======== SOURCE DATA

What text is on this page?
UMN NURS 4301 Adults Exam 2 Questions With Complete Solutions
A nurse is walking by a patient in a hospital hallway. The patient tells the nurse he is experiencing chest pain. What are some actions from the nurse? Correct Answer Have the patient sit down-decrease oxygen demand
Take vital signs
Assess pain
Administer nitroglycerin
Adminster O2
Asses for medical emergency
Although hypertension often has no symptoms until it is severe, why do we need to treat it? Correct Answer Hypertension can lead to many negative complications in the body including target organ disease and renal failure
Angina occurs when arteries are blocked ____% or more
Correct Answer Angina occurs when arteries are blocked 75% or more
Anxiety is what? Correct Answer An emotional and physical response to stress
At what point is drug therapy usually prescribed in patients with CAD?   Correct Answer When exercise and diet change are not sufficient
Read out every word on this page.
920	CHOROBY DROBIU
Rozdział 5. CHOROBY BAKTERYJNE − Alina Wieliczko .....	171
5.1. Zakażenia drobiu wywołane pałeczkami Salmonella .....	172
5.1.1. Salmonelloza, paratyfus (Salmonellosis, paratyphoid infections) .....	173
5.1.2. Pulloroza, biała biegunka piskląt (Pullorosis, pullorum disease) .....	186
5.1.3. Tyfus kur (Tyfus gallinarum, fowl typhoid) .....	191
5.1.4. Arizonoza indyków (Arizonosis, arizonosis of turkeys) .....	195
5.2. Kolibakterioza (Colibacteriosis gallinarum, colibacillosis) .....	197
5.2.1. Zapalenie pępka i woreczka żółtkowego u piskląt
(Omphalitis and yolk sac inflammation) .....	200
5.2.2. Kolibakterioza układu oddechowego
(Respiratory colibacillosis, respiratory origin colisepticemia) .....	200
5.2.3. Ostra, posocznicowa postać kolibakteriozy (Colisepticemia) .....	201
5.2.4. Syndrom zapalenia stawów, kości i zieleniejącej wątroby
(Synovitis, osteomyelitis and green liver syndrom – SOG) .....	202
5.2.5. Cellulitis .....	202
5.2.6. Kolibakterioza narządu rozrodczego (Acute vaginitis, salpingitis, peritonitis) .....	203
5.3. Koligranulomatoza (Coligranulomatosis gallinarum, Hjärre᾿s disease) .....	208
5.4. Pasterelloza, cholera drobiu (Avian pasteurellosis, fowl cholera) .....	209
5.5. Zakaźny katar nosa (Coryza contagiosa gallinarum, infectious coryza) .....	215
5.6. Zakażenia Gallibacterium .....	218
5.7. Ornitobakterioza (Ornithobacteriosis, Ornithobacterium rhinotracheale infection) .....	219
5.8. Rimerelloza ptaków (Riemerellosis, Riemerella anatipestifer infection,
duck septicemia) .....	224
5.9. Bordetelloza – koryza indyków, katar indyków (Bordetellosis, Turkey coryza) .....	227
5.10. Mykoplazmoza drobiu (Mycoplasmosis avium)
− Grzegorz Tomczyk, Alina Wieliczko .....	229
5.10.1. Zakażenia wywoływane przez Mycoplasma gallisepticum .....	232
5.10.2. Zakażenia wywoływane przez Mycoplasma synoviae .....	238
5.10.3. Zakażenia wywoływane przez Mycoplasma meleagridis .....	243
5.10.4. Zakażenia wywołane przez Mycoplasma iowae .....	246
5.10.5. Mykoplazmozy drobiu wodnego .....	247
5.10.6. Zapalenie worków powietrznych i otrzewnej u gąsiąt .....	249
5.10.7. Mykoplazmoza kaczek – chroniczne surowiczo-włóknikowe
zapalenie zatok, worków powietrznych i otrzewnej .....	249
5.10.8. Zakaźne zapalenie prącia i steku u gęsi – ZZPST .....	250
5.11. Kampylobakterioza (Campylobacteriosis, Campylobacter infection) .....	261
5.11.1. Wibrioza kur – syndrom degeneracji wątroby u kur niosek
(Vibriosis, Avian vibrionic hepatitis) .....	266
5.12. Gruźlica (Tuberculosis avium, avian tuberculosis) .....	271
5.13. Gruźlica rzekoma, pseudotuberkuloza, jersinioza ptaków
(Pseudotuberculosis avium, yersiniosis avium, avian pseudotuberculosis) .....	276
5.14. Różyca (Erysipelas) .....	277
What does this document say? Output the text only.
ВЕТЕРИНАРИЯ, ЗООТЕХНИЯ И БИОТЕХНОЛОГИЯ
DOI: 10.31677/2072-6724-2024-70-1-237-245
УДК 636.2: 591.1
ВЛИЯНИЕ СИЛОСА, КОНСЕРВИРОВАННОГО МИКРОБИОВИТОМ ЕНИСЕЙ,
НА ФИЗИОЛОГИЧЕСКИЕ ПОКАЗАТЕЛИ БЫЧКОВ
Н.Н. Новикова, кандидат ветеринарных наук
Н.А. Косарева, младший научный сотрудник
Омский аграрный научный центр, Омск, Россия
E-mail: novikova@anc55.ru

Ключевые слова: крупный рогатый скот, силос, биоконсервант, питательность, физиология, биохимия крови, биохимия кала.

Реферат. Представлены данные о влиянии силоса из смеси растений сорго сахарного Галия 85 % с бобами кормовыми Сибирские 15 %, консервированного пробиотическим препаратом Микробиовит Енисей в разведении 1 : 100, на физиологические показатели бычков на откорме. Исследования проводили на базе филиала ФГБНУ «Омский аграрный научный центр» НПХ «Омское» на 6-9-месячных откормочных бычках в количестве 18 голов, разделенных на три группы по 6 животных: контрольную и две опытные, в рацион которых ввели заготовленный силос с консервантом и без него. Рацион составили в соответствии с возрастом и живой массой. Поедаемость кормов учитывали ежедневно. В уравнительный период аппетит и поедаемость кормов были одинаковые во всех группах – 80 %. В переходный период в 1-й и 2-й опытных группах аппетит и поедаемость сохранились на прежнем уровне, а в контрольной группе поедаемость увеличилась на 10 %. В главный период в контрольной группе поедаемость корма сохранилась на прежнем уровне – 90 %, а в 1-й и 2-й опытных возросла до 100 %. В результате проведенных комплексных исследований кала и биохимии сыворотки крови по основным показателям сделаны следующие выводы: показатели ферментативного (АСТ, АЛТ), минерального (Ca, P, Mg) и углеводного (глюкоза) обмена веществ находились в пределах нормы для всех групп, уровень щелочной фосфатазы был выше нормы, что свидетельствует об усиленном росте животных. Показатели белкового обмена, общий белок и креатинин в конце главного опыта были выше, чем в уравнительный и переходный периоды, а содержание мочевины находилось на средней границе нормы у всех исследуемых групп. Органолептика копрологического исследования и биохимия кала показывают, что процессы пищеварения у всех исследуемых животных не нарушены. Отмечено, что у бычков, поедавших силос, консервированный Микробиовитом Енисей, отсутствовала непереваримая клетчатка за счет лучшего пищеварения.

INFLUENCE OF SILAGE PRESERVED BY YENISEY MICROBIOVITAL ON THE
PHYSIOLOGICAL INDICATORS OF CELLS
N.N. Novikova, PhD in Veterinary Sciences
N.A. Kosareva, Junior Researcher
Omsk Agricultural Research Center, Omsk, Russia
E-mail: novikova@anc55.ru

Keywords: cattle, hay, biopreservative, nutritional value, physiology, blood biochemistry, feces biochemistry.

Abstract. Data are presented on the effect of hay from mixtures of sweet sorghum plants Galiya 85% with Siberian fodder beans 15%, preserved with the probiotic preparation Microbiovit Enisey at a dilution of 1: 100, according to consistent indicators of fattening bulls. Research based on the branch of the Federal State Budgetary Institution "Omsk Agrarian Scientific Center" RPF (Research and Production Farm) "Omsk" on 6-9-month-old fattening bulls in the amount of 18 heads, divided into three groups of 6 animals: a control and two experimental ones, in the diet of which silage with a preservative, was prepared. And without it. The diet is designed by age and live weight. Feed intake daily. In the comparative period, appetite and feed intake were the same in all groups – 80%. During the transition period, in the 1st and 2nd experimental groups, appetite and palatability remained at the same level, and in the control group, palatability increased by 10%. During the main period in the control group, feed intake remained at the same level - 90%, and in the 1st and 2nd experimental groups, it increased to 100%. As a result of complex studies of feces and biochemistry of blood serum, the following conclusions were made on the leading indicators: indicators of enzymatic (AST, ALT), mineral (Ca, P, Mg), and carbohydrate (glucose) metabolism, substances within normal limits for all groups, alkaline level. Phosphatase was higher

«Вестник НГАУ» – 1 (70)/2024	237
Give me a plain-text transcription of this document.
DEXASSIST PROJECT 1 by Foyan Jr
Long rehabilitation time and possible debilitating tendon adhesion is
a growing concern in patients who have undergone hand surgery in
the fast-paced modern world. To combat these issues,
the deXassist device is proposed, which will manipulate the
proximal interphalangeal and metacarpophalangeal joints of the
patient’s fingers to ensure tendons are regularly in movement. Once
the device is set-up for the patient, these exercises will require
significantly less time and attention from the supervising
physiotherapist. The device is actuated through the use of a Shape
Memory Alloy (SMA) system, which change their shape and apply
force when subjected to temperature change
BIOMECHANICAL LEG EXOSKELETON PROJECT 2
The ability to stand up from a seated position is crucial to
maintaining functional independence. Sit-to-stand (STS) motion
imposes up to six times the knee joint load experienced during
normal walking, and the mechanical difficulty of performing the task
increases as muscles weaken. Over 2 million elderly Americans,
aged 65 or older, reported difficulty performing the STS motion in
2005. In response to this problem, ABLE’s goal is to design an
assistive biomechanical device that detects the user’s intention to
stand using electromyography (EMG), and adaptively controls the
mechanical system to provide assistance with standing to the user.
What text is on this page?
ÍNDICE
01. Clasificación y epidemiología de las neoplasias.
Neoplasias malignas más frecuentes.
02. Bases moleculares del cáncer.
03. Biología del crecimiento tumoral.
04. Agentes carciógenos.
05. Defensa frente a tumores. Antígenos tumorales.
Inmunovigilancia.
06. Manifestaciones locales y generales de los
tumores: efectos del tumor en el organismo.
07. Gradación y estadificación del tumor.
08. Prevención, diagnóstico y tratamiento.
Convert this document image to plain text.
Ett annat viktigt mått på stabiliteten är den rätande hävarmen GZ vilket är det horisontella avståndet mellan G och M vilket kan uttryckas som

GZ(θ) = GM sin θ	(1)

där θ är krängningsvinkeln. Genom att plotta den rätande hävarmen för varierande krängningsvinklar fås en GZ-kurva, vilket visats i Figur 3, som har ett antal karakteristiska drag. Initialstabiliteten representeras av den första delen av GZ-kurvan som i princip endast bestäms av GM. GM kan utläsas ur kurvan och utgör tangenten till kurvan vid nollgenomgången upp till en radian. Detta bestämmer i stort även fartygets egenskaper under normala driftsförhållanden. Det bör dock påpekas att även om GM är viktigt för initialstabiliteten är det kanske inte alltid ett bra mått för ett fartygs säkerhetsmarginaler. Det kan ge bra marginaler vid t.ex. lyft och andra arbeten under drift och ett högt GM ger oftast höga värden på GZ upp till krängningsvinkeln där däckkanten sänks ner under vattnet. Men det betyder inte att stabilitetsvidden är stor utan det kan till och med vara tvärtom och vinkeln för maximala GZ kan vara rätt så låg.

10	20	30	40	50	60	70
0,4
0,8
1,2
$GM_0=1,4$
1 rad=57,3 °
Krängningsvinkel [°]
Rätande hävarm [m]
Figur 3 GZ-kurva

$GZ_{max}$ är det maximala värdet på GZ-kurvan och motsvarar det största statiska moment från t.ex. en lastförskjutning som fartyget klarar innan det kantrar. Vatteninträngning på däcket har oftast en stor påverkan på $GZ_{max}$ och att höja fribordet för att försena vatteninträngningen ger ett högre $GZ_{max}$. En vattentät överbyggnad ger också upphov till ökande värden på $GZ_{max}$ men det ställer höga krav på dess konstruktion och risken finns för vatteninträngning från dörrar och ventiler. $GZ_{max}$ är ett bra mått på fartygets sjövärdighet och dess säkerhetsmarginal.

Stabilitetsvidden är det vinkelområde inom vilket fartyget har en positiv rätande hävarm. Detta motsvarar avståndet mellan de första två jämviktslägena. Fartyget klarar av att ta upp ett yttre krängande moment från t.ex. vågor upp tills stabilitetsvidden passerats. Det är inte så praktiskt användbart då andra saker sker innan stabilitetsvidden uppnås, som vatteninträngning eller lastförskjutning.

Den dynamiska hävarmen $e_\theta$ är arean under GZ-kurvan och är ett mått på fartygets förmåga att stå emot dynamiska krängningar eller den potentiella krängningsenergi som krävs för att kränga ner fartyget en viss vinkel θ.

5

================

▸ **DIRECTIONS**
Search the data above and return each line in which "indyków" occurs.

▸ **PROBLEM SOLUTION**
5.1.4. Arizonoza indyków (Arizonosis, arizonosis of turkeys) .....	195
5.9. Bordetelloza – koryza indyków, katar indyków (Bordetellosis, Turkey coryza) .....	227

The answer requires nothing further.